Problem to solve
Check each line of the records below and collect those holding "this".

Records for the exercise
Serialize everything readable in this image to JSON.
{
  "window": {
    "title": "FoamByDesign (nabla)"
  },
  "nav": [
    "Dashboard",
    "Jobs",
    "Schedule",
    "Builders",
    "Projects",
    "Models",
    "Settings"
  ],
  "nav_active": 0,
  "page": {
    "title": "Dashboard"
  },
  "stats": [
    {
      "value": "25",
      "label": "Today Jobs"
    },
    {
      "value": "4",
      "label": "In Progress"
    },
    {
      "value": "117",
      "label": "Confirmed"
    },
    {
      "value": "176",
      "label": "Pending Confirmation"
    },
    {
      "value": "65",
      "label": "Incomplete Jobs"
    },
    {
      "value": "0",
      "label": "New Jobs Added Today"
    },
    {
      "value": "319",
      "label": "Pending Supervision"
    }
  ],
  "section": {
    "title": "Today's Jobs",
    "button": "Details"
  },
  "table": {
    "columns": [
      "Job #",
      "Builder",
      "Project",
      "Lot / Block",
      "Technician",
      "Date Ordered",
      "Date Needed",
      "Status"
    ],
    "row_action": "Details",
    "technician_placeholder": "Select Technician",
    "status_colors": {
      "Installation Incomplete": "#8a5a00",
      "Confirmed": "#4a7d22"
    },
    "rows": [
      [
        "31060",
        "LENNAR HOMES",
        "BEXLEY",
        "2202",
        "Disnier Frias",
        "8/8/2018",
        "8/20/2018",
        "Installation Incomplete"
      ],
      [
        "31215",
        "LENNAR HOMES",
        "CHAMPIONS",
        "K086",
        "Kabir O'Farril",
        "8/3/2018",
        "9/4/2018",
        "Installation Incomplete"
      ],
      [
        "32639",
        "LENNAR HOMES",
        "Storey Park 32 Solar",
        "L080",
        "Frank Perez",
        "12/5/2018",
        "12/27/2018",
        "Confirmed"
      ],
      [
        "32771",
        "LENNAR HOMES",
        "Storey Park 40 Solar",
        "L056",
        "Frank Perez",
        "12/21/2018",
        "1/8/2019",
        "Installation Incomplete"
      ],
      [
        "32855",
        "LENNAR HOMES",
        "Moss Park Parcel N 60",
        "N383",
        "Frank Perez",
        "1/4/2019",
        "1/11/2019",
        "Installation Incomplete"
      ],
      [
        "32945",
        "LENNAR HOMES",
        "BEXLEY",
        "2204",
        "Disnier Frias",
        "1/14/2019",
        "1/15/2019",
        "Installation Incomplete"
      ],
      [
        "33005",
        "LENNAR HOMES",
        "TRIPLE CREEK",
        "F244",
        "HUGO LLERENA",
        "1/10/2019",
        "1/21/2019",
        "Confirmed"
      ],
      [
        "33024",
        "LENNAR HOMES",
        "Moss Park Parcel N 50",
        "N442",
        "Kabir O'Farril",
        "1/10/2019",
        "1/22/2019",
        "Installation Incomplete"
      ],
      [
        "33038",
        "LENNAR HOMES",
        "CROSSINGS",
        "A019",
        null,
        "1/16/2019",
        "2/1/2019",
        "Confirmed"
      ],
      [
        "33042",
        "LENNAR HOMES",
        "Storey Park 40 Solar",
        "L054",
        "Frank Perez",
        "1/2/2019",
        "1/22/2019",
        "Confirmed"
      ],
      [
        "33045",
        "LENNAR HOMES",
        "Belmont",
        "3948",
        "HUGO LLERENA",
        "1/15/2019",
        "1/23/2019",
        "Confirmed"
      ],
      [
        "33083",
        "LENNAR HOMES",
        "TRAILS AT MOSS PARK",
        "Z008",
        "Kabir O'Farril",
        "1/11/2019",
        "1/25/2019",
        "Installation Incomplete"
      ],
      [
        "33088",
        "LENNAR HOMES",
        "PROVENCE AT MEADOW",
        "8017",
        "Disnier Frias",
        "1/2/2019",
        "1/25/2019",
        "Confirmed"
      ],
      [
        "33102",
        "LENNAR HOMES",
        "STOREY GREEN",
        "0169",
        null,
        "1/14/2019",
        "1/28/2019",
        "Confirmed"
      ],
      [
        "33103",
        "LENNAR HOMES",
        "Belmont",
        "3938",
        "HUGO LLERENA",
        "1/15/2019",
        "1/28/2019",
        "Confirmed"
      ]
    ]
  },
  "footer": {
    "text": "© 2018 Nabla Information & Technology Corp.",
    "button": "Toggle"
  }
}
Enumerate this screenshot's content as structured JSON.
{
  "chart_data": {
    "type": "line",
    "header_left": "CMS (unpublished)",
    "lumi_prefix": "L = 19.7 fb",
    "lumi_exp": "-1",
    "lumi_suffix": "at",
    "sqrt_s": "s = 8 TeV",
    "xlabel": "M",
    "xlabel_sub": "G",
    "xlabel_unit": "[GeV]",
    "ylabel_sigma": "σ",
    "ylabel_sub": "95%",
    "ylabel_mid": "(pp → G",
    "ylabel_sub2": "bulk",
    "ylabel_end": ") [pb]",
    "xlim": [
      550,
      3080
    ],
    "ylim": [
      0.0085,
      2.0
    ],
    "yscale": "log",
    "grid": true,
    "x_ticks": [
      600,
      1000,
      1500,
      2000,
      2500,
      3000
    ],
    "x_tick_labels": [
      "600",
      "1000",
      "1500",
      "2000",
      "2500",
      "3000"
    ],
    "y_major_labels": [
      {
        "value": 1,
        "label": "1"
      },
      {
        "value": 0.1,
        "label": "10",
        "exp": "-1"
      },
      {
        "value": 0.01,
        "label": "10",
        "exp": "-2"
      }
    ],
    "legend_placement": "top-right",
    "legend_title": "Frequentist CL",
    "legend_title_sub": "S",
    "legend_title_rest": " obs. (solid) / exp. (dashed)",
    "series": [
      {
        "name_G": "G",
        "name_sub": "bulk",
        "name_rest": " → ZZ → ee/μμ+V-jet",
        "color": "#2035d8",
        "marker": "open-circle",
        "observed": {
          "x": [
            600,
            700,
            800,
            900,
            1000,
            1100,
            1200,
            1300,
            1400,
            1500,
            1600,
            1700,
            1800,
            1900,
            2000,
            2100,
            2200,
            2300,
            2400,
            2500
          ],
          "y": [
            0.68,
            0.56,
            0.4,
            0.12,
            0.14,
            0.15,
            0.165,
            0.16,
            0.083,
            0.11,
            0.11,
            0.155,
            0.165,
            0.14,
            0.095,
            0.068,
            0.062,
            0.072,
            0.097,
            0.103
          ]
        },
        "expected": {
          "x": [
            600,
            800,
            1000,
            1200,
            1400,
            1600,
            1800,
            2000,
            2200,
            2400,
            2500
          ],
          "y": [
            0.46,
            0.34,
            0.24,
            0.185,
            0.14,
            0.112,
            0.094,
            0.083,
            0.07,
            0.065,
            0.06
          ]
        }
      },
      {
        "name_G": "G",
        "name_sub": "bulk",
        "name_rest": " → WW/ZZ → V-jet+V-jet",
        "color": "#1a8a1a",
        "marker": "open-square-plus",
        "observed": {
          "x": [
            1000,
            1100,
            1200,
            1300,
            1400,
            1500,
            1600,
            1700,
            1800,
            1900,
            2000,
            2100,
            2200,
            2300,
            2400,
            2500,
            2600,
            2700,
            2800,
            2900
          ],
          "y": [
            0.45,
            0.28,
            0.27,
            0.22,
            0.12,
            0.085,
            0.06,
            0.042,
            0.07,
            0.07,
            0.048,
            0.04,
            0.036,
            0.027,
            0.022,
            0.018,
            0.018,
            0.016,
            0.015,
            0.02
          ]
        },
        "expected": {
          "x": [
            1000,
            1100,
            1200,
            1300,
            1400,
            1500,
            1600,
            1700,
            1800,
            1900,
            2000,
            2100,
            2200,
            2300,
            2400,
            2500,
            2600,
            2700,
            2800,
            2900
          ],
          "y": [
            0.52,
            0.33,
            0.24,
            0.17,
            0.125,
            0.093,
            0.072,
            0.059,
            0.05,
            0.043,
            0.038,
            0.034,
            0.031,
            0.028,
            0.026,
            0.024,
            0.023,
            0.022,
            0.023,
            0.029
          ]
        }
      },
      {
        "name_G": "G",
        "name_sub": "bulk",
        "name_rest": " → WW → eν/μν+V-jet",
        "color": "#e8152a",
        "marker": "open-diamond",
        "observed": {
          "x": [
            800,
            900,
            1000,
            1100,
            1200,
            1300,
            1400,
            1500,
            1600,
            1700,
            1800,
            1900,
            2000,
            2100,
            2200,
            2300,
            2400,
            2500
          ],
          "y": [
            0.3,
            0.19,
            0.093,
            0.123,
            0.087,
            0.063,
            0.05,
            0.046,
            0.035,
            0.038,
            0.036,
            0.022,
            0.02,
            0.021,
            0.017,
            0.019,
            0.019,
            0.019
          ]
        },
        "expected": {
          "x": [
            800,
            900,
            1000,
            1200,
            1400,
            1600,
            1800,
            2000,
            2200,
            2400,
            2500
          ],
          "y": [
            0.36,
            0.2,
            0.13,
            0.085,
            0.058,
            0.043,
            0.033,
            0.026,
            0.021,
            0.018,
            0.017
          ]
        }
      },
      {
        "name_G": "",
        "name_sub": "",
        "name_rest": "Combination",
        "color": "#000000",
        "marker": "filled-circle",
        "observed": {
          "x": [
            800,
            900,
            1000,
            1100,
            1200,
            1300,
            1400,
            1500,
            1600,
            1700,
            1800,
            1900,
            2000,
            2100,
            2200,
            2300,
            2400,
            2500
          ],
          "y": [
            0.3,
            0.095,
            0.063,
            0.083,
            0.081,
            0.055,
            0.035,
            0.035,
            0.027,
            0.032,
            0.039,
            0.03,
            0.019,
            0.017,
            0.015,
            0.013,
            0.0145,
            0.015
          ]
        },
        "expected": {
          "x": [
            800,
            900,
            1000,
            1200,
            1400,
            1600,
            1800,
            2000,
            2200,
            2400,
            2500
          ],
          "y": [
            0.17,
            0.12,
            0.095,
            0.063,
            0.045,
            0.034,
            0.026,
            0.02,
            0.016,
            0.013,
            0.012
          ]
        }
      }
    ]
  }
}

Problem solution
Serialize everything readable in this image to JSON.
Enumerate this screenshot's content as structured JSON.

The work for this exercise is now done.